Go through the listing and copy each line with the string "StdDev".

[start of Entries supplied]

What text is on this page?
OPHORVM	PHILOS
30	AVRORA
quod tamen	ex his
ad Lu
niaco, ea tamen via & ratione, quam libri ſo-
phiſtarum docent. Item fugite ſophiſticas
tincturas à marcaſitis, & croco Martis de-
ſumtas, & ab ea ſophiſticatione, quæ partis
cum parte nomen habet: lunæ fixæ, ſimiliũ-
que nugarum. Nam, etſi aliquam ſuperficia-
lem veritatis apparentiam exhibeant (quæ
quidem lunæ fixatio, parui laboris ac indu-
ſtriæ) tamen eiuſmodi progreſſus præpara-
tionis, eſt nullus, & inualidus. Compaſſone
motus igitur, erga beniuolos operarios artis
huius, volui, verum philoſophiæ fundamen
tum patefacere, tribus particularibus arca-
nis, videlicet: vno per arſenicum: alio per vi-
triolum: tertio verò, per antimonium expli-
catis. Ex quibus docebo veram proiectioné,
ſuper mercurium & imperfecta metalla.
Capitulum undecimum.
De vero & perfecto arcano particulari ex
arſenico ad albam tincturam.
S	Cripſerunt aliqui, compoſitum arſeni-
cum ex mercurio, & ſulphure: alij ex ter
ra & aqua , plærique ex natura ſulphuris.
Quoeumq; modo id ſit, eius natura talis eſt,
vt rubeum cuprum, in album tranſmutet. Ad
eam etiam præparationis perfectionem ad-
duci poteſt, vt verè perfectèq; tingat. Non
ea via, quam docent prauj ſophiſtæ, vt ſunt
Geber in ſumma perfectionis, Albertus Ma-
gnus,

[end of Entries supplied]
[start of Entries supplied]

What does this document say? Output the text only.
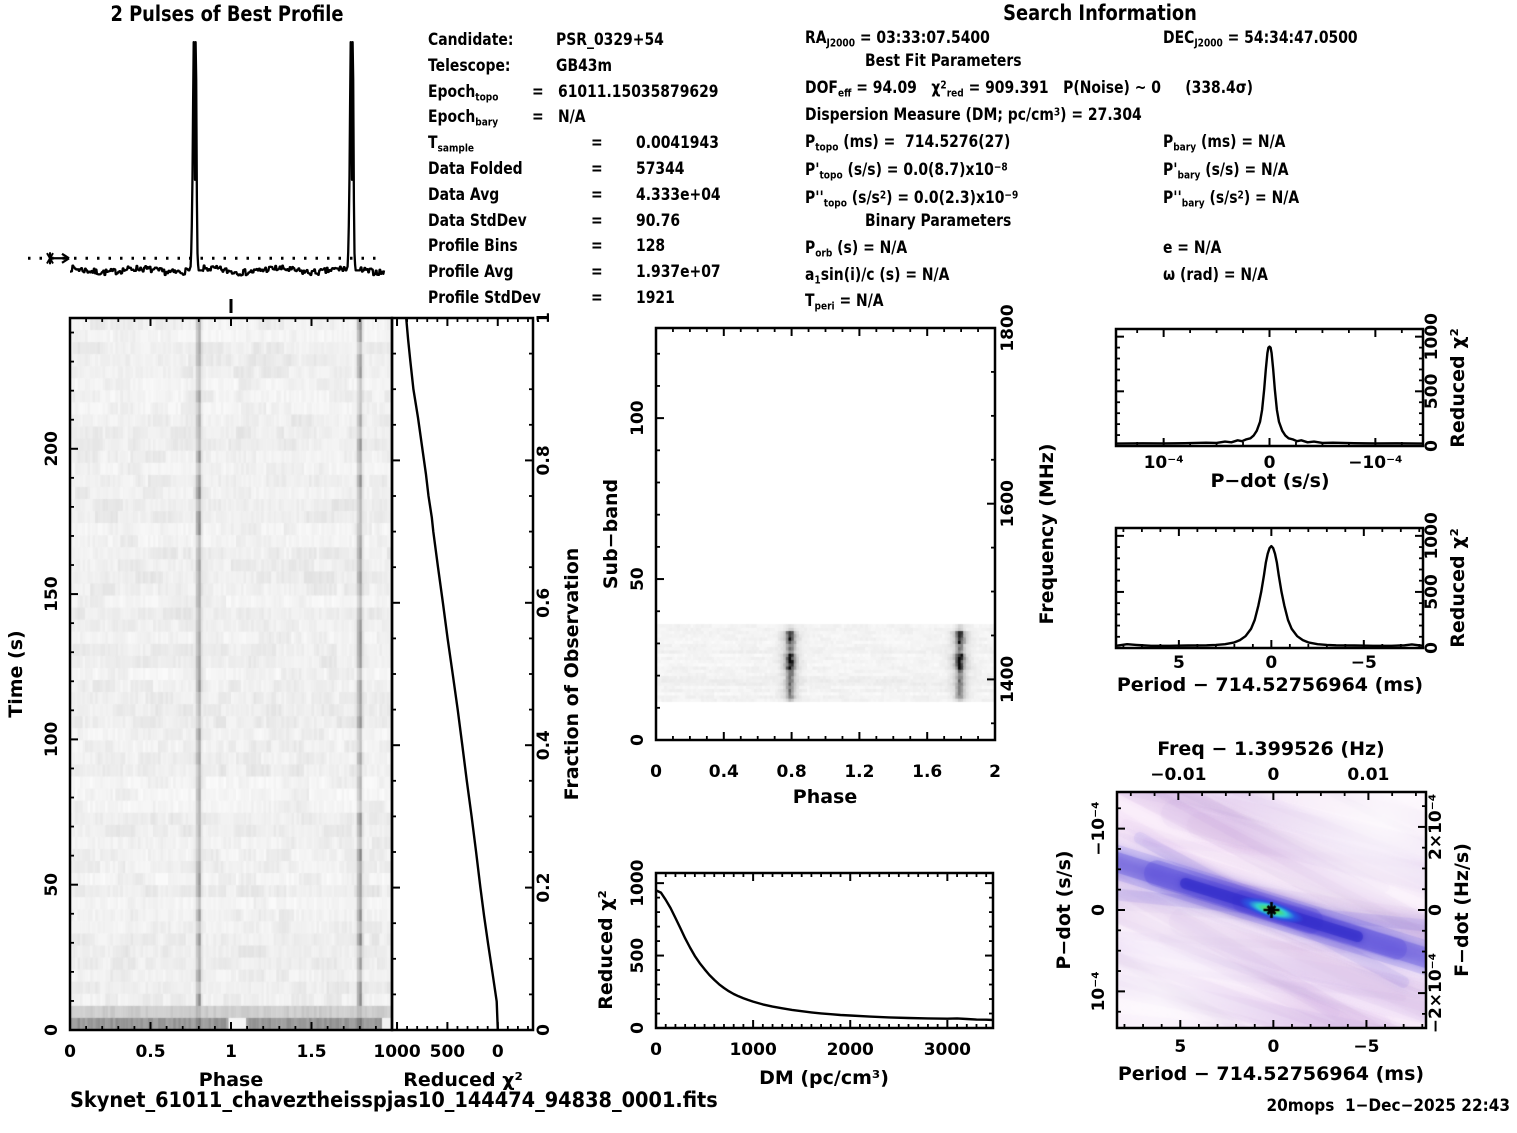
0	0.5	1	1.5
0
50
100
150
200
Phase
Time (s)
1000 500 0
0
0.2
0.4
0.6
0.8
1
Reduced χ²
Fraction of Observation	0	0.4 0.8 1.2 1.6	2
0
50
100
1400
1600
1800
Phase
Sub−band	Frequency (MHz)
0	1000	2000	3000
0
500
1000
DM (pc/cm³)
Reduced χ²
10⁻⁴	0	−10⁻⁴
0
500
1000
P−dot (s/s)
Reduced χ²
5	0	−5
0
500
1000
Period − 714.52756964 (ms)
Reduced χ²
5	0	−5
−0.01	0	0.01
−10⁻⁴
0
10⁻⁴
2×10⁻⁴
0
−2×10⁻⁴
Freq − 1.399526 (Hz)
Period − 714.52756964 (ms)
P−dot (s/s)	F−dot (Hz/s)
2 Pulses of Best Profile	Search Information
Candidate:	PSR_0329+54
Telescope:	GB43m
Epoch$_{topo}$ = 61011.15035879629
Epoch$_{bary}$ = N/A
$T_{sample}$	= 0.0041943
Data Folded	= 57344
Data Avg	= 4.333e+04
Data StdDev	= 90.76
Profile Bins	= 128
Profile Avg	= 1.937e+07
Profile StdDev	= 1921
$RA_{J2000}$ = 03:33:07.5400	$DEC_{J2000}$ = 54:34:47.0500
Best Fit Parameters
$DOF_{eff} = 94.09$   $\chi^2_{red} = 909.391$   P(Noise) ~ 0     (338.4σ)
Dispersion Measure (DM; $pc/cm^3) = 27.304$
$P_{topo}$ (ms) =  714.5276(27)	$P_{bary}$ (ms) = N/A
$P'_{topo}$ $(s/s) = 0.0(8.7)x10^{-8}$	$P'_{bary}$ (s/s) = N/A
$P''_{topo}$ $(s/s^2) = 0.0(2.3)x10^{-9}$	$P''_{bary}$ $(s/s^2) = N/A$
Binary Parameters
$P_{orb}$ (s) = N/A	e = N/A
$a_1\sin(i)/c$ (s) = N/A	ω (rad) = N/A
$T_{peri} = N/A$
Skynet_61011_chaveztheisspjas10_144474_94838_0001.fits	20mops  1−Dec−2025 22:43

[end of Entries supplied]

■ Complete response
Data StdDev	= 90.76
Profile StdDev	= 1921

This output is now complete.